# What is expected:
Collect each line of the records containing the string "JSON".

# Dataset records:
::::

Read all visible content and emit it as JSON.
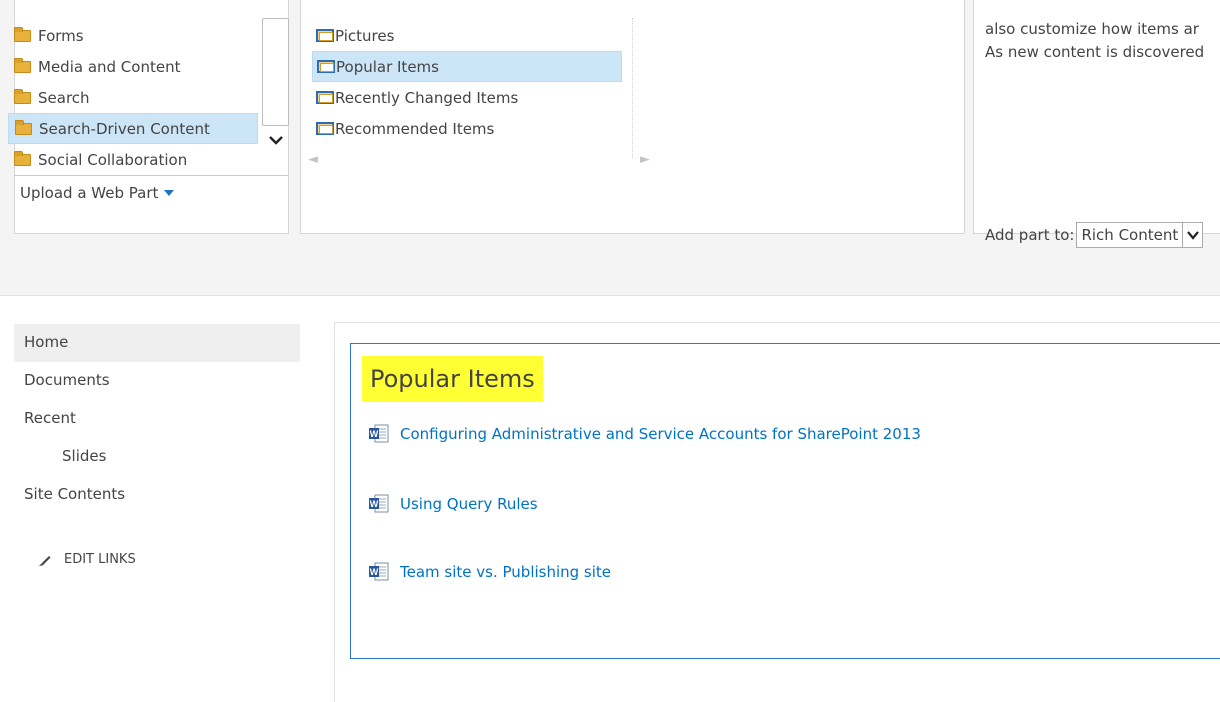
{
  "adder": {
    "categories": [
      "Forms",
      "Media and Content",
      "Search",
      "Search-Driven Content",
      "Social Collaboration"
    ],
    "selected_category": "Search-Driven Content",
    "upload_label": "Upload a Web Part",
    "parts": [
      "Pictures",
      "Popular Items",
      "Recently Changed Items",
      "Recommended Items"
    ],
    "selected_part": "Popular Items",
    "about_lines": [
      "also customize how items ar",
      "As new content is discovered"
    ],
    "add_to_label": "Add part to:",
    "add_to_value": "Rich Content"
  },
  "quicklaunch": {
    "items": [
      "Home",
      "Documents",
      "Recent",
      "Slides",
      "Site Contents"
    ],
    "edit_links": "EDIT LINKS"
  },
  "webpart": {
    "title": "Popular Items",
    "results": [
      "Configuring Administrative and Service Accounts for SharePoint 2013",
      "Using Query Rules",
      "Team site vs. Publishing site"
    ]
  },
  "colors": {
    "selection": "#cde6f7",
    "link": "#0072c6",
    "highlight": "#ffff33",
    "webpart_border": "#2b78c7"
  },
  "icons": [
    "folder-icon",
    "webpart-icon",
    "chevron-down-icon",
    "arrow-left-icon",
    "arrow-right-icon",
    "pencil-icon",
    "word-document-icon"
  ]
}
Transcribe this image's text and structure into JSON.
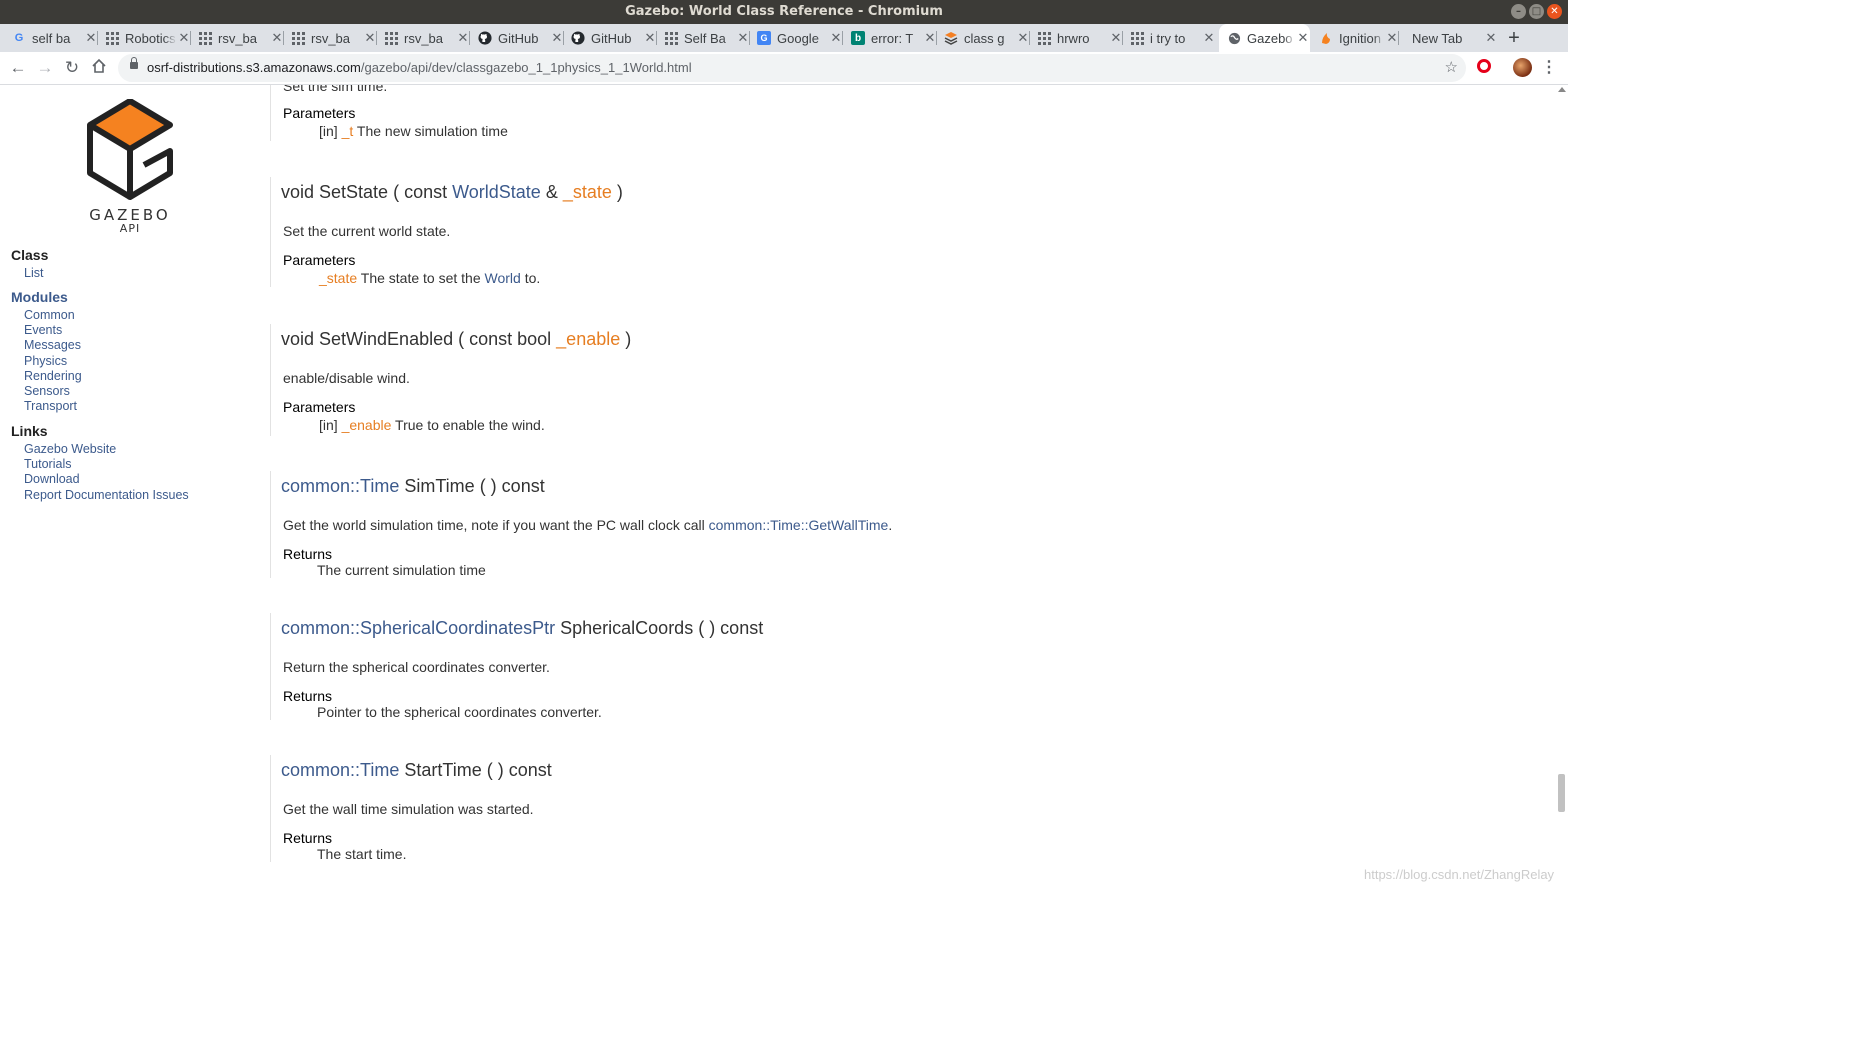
{
  "window": {
    "title": "Gazebo: World Class Reference - Chromium"
  },
  "tabs": [
    {
      "title": "self ba",
      "icon": "google-icon"
    },
    {
      "title": "Robotics",
      "icon": "apps-grid-icon"
    },
    {
      "title": "rsv_ba",
      "icon": "apps-grid-icon"
    },
    {
      "title": "rsv_ba",
      "icon": "apps-grid-icon"
    },
    {
      "title": "rsv_ba",
      "icon": "apps-grid-icon"
    },
    {
      "title": "GitHub",
      "icon": "github-icon"
    },
    {
      "title": "GitHub",
      "icon": "github-icon"
    },
    {
      "title": "Self Ba",
      "icon": "apps-grid-icon"
    },
    {
      "title": "Google",
      "icon": "google-translate-icon"
    },
    {
      "title": "error: T",
      "icon": "bing-icon"
    },
    {
      "title": "class g",
      "icon": "stack-icon"
    },
    {
      "title": "hrwro",
      "icon": "apps-grid-icon"
    },
    {
      "title": "i try to",
      "icon": "apps-grid-icon"
    },
    {
      "title": "Gazebo",
      "icon": "globe-icon",
      "active": true
    },
    {
      "title": "Ignition",
      "icon": "ignition-icon"
    },
    {
      "title": "New Tab",
      "icon": ""
    }
  ],
  "toolbar": {
    "url_host": "osrf-distributions.s3.amazonaws.com",
    "url_path": "/gazebo/api/dev/classgazebo_1_1physics_1_1World.html"
  },
  "sidebar": {
    "logo_text": "GAZEBO",
    "logo_sub": "API",
    "class_heading": "Class",
    "class_links": [
      "List"
    ],
    "modules_heading": "Modules",
    "module_links": [
      "Common",
      "Events",
      "Messages",
      "Physics",
      "Rendering",
      "Sensors",
      "Transport"
    ],
    "links_heading": "Links",
    "link_items": [
      "Gazebo Website",
      "Tutorials",
      "Download",
      "Report Documentation Issues"
    ]
  },
  "content": {
    "top_partial": {
      "desc": "Set the sim time.",
      "params_heading": "Parameters",
      "param_dir": "[in]",
      "param_name": "_t",
      "param_desc": "The new simulation time"
    },
    "setstate": {
      "sig_pre": "void SetState ( const ",
      "sig_type": "WorldState",
      "sig_amp": " & ",
      "sig_param": "_state",
      "sig_post": " )",
      "desc": "Set the current world state.",
      "params_heading": "Parameters",
      "param_name": "_state",
      "param_desc_pre": " The state to set the ",
      "param_link": "World",
      "param_desc_post": " to."
    },
    "setwind": {
      "sig_pre": "void SetWindEnabled ( const bool ",
      "sig_param": "_enable",
      "sig_post": " )",
      "desc": "enable/disable wind.",
      "params_heading": "Parameters",
      "param_dir": "[in]",
      "param_name": "_enable",
      "param_desc": " True to enable the wind."
    },
    "simtime": {
      "sig_type": "common::Time",
      "sig_rest": " SimTime (  ) const",
      "desc_pre": "Get the world simulation time, note if you want the PC wall clock call ",
      "desc_link": "common::Time::GetWallTime",
      "desc_post": ".",
      "returns_heading": "Returns",
      "returns": "The current simulation time"
    },
    "spherical": {
      "sig_type": "common::SphericalCoordinatesPtr",
      "sig_rest": " SphericalCoords (  ) const",
      "desc": "Return the spherical coordinates converter.",
      "returns_heading": "Returns",
      "returns": "Pointer to the spherical coordinates converter."
    },
    "starttime": {
      "sig_type": "common::Time",
      "sig_rest": " StartTime (  ) const",
      "desc": "Get the wall time simulation was started.",
      "returns_heading": "Returns",
      "returns": "The start time."
    }
  },
  "watermark": "https://blog.csdn.net/ZhangRelay"
}
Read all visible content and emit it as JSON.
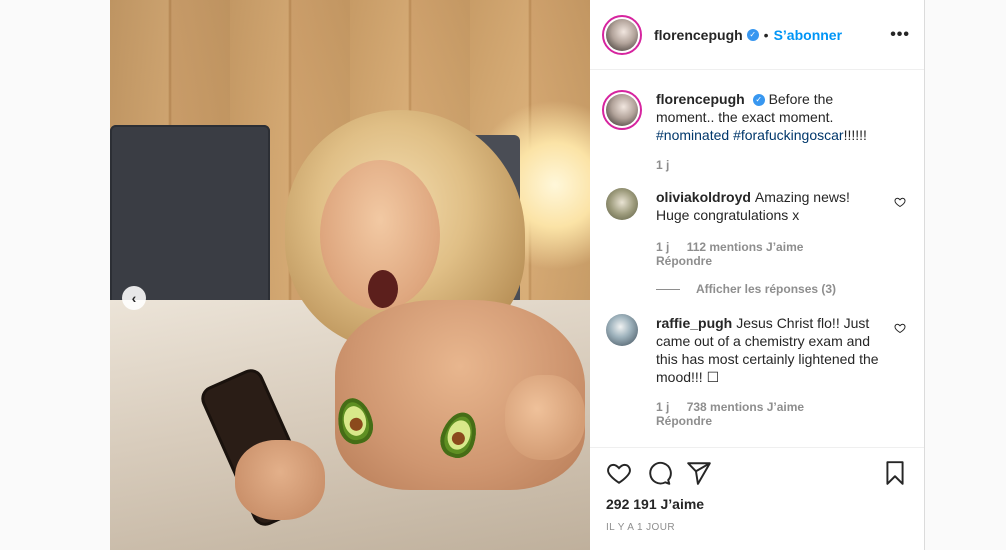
{
  "post": {
    "username": "florencepugh",
    "follow_label": "S’abonner",
    "dot": "•",
    "caption_text": "Before the moment.. the exact moment.",
    "hashtags": [
      "#nominated",
      "#forafuckingoscar"
    ],
    "caption_suffix": "!!!!!!",
    "caption_time": "1 j",
    "likes": "292 191 J’aime",
    "posted": "IL Y A 1 JOUR"
  },
  "comments": [
    {
      "username": "oliviakoldroyd",
      "text": "Amazing news! Huge congratulations x",
      "time": "1 j",
      "likes": "112 mentions J’aime",
      "reply_label": "Répondre",
      "view_replies": "Afficher les réponses (3)"
    },
    {
      "username": "raffie_pugh",
      "text": "Jesus Christ flo!! Just came out of a chemistry exam and this has most certainly lightened the mood!!! ☐",
      "time": "1 j",
      "likes": "738 mentions J’aime",
      "reply_label": "Répondre"
    }
  ],
  "icons": {
    "more": "more-options-icon",
    "verified": "verified-badge-icon",
    "heart": "heart-icon",
    "comment": "comment-icon",
    "share": "share-icon",
    "save": "bookmark-icon",
    "prev": "chevron-left-icon"
  },
  "colors": {
    "accent": "#0095f6",
    "verified": "#3897f0",
    "muted": "#8e8e8e",
    "hashtag": "#00376b"
  }
}
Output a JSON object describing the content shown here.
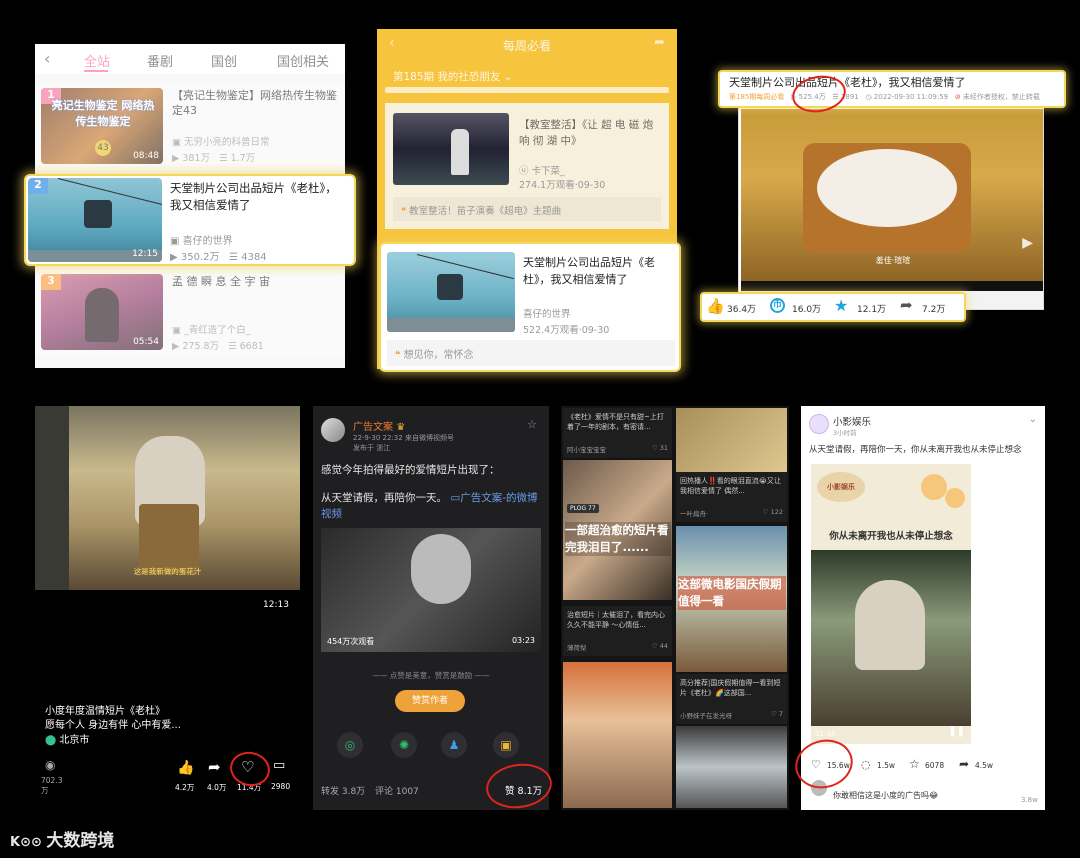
{
  "panel1": {
    "tabs": [
      "全站",
      "番剧",
      "国创",
      "国创相关"
    ],
    "rows": [
      {
        "rank": "1",
        "title": "【亮记生物鉴定】网络热传生物鉴定43",
        "thumb_text": "亮记生物鉴定 网络热传生物鉴定",
        "duration": "08:48",
        "up": "无穷小亮的科普日常",
        "views": "381万",
        "comments": "1.7万"
      },
      {
        "rank": "3",
        "title": "孟 德 瞬 息 全 宇 宙",
        "duration": "05:54",
        "up": "_青红造了个白_",
        "views": "275.8万",
        "comments": "6681"
      }
    ],
    "highlight": {
      "rank": "2",
      "title": "天堂制片公司出品短片《老杜》，我又相信爱情了",
      "duration": "12:15",
      "up": "喜仔的世界",
      "views": "350.2万",
      "comments": "4384"
    }
  },
  "panel2": {
    "header": "每周必看",
    "issue": "第185期 我的社恐朋友",
    "item": {
      "title": "【教室整活】《让 超 电 磁 炮 响 彻 湖 中》",
      "up": "卡下菜_",
      "meta": "274.1万观看·09-30",
      "note": "教室整活！苗子演奏《超电》主题曲"
    },
    "highlight": {
      "title": "天堂制片公司出品短片《老杜》，我又相信爱情了",
      "up": "喜仔的世界",
      "meta": "522.4万观看·09-30",
      "note": "想见你，常怀念"
    }
  },
  "panel3": {
    "title": "天堂制片公司出品短片《老杜》，我又相信爱情了",
    "meta_tag": "第185期每周必看",
    "views": "525.4万",
    "danmaku": "1891",
    "date": "2022-09-30 11:09:59",
    "rights": "未经作者授权，禁止转载",
    "video_caption": "羞佳·瑄瑄",
    "stats": {
      "likes": "36.4万",
      "coins": "16.0万",
      "favs": "12.1万",
      "shares": "7.2万"
    }
  },
  "panel4": {
    "subtitle": "这是我新做的蛋花汁",
    "duration": "12:13",
    "title": "小度年度温情短片《老杜》",
    "desc": "愿每个人 身边有伴 心中有爱...",
    "location": "北京市",
    "plays": "702.3万",
    "likes": "4.2万",
    "shares": "4.0万",
    "favs": "11.4万",
    "comments": "2980"
  },
  "panel5": {
    "name": "广告文案",
    "time": "22-9-30 22:32 来自微博视频号",
    "from": "发布于 浙江",
    "text1": "感觉今年拍得最好的爱情短片出现了：",
    "text2": "从天堂请假，再陪你一天。",
    "link": "广告文案-的微博视频",
    "plays": "454万次观看",
    "duration": "03:23",
    "tip": "点赞是美意，赞赏是鼓励",
    "reward": "赞赏作者",
    "reposts": "转发 3.8万",
    "comments": "评论 1007",
    "likes": "赞 8.1万"
  },
  "panel6": {
    "cards": [
      {
        "title": "《老杜》爱情不是只有甜~上打着了一年的剧本，有密请...",
        "user": "阿小宝宝宝宝",
        "count": "31"
      },
      {
        "title": "回热播人‼️看的眼泪直流😭又让我相信爱情了 偶然...",
        "user": "一叶扁舟·",
        "count": "122"
      },
      {
        "overlay": "一部超治愈的短片看完我泪目了......",
        "title": "治愈短片｜太催泪了，看完内心久久不能平静 ～心情低...",
        "user": "薄荷梨",
        "count": "44"
      },
      {
        "overlay": "这部微电影国庆假期值得一看",
        "title": "高分推荐|国庆假期值得一看到短片《老杜》🌈这部国...",
        "user": "小野妹子在发光呀",
        "count": "7"
      }
    ],
    "small_tag": "PLOG 77"
  },
  "panel7": {
    "name": "小影娱乐",
    "time": "3小时前",
    "text": "从天堂请假，再陪你一天，你从未离开我也从未停止想念",
    "banner": "你从未离开我也从未停止想念",
    "logo": "小影娱乐",
    "video_time": "01:34",
    "likes": "15.6w",
    "comments": "1.5w",
    "favs": "6078",
    "shares": "4.5w",
    "comment_text": "你敢相信这是小度的广告吗😂",
    "comment_count": "3.8w"
  },
  "watermark": "大数跨境"
}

::::

# Final answer:
Read all visible content and emit it as JSON.
Transcribe this image's text and structure into JSON.
Read all visible content and emit it as JSON.
Output a JSON object describing the content shown here.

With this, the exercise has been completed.